Work instructions
Below are the records; locate each line with the word "title" and copy it.
————————
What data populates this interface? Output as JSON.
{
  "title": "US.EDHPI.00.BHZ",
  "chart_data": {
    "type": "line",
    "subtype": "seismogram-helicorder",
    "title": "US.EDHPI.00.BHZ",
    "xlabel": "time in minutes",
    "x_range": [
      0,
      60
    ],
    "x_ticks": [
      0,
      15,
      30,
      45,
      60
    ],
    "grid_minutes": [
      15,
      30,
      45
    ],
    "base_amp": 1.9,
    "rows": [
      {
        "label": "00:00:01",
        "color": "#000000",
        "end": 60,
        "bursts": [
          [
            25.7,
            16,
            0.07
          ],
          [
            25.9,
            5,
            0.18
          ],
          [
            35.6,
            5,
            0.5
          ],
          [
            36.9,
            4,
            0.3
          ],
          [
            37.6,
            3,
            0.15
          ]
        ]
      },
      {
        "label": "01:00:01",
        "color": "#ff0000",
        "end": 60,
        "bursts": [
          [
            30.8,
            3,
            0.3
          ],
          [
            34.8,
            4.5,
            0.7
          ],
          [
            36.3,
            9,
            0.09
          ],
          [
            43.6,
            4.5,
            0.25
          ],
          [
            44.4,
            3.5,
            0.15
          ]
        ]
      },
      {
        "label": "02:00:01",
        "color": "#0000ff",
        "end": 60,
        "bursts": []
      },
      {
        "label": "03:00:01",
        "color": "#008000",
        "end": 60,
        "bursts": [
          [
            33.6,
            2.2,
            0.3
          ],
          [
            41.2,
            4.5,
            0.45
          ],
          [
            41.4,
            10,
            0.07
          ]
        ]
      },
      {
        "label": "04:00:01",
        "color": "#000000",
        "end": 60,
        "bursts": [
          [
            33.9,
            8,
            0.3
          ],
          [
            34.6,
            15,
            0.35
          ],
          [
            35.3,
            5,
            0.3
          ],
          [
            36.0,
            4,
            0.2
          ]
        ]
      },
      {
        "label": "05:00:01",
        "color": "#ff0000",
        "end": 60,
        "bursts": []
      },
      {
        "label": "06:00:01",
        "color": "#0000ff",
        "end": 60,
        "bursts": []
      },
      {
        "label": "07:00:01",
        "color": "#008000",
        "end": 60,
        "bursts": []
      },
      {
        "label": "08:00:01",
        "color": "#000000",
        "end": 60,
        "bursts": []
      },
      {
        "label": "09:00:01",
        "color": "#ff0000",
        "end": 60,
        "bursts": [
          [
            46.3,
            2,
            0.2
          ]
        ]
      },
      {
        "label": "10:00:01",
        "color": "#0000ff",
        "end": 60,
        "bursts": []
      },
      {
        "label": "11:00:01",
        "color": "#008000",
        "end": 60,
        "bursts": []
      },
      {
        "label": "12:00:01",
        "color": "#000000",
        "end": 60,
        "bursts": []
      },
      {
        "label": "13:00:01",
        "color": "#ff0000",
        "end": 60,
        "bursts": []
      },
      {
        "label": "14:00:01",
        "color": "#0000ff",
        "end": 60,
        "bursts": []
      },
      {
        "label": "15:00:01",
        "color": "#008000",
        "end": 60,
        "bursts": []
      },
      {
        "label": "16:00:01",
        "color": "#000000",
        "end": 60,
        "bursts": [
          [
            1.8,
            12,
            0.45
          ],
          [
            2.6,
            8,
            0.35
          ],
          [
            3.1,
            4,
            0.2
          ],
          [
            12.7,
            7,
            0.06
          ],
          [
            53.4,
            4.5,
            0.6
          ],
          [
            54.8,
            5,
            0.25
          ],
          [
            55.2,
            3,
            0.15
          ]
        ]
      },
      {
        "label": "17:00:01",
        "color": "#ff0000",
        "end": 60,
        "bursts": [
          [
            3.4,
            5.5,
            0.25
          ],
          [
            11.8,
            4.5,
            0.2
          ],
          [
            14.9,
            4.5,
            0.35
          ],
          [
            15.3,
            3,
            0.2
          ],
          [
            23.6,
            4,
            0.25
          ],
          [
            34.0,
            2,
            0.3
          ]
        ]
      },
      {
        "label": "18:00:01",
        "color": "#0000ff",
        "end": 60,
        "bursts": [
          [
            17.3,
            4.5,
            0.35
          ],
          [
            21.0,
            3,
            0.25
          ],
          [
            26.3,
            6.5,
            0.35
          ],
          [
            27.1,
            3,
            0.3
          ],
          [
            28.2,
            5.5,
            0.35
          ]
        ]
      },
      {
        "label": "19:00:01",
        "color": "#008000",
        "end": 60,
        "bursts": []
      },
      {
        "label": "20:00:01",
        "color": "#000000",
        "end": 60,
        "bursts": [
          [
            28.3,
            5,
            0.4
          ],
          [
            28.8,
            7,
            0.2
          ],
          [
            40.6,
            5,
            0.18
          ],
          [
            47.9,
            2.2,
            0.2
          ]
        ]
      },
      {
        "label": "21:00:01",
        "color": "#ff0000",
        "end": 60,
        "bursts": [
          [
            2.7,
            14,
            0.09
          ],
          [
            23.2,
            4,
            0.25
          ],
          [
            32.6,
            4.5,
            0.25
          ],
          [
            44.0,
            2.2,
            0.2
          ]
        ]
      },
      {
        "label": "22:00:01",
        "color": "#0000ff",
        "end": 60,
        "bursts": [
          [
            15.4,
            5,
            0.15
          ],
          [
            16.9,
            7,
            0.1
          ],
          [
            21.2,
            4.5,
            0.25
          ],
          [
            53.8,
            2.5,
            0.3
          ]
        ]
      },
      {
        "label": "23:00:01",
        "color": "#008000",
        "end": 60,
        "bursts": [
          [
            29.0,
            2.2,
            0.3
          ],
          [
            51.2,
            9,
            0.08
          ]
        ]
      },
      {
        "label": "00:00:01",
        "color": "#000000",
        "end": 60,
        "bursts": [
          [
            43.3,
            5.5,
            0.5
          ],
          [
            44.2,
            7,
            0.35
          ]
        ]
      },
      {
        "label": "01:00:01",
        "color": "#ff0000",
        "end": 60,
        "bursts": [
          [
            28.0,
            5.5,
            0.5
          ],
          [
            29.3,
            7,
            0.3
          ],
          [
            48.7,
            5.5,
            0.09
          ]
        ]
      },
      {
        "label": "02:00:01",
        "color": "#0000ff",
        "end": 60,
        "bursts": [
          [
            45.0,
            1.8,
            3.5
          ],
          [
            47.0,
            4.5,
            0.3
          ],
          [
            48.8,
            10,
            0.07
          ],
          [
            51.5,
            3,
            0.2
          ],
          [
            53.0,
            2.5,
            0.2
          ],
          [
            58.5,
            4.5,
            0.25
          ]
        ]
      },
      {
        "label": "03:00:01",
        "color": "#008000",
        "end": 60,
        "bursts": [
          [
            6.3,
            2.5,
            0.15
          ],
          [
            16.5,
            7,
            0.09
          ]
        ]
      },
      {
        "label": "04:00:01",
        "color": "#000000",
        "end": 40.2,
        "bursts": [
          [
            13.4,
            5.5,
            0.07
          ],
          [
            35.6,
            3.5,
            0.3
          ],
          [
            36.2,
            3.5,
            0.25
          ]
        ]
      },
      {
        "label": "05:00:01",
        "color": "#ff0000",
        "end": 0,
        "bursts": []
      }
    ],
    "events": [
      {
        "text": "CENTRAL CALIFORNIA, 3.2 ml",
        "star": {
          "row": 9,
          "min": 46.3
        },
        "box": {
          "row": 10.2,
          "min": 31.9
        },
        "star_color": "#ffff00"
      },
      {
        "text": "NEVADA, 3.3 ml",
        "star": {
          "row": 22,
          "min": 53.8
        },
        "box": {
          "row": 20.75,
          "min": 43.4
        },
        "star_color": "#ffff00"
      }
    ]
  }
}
————————
Answer for the task
  "title": "US.EDHPI.00.BHZ",
    "title": "US.EDHPI.00.BHZ",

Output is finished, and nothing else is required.